**Exercise objective:**
Collect each line holding the string "circle".

(Raw records)

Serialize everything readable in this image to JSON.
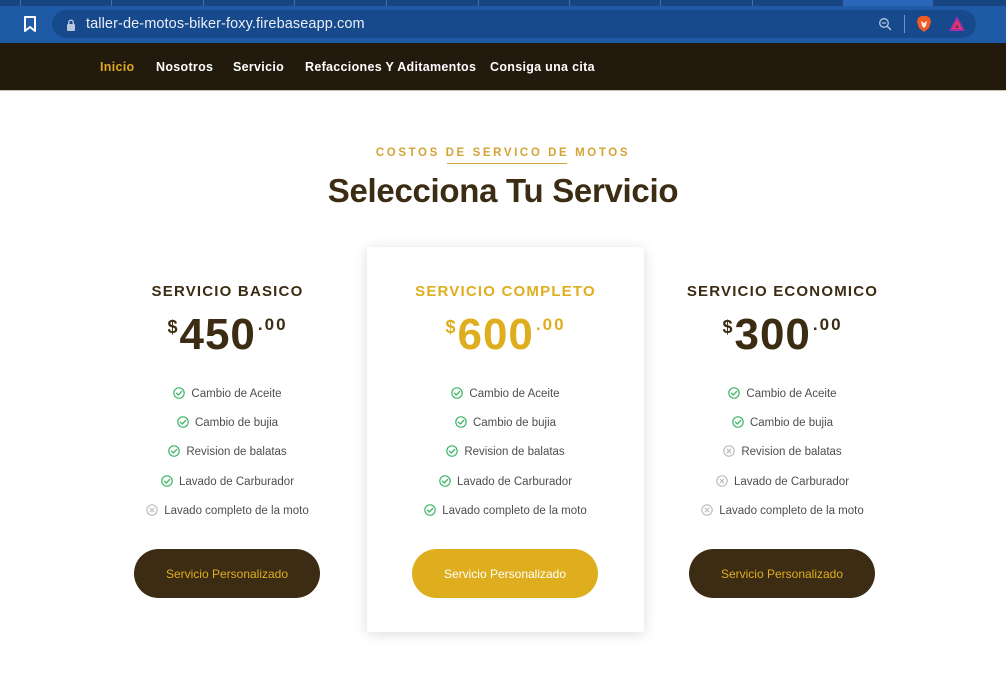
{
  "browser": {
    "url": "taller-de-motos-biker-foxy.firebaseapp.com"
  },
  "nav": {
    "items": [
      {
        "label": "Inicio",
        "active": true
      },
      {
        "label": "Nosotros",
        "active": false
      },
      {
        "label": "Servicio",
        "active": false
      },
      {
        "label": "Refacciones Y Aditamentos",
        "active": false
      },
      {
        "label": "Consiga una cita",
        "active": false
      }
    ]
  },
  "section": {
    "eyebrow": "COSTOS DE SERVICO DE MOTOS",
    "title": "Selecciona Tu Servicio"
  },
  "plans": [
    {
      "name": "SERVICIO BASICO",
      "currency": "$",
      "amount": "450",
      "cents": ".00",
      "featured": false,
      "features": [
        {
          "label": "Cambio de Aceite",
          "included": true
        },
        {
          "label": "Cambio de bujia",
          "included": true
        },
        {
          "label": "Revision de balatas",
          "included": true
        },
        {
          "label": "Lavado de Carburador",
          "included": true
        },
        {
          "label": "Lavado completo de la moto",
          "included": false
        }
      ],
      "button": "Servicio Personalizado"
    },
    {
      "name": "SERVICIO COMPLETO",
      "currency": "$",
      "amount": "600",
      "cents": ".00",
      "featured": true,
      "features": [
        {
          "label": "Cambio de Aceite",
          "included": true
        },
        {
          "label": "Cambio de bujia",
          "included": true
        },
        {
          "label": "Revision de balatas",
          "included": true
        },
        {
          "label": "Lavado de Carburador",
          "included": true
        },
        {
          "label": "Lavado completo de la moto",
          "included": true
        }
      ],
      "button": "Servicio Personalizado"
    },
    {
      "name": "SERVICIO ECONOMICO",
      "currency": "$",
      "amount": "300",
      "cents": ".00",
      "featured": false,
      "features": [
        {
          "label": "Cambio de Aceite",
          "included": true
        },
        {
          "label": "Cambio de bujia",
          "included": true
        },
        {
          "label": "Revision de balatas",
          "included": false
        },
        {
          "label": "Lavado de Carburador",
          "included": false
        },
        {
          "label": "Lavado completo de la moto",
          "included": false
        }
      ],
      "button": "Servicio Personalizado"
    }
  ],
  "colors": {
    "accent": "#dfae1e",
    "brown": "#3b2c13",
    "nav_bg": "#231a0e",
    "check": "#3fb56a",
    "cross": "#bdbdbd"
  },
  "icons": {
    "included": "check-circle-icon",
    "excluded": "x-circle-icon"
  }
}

**Correct output:**
    "included": "check-circle-icon",
    "excluded": "x-circle-icon"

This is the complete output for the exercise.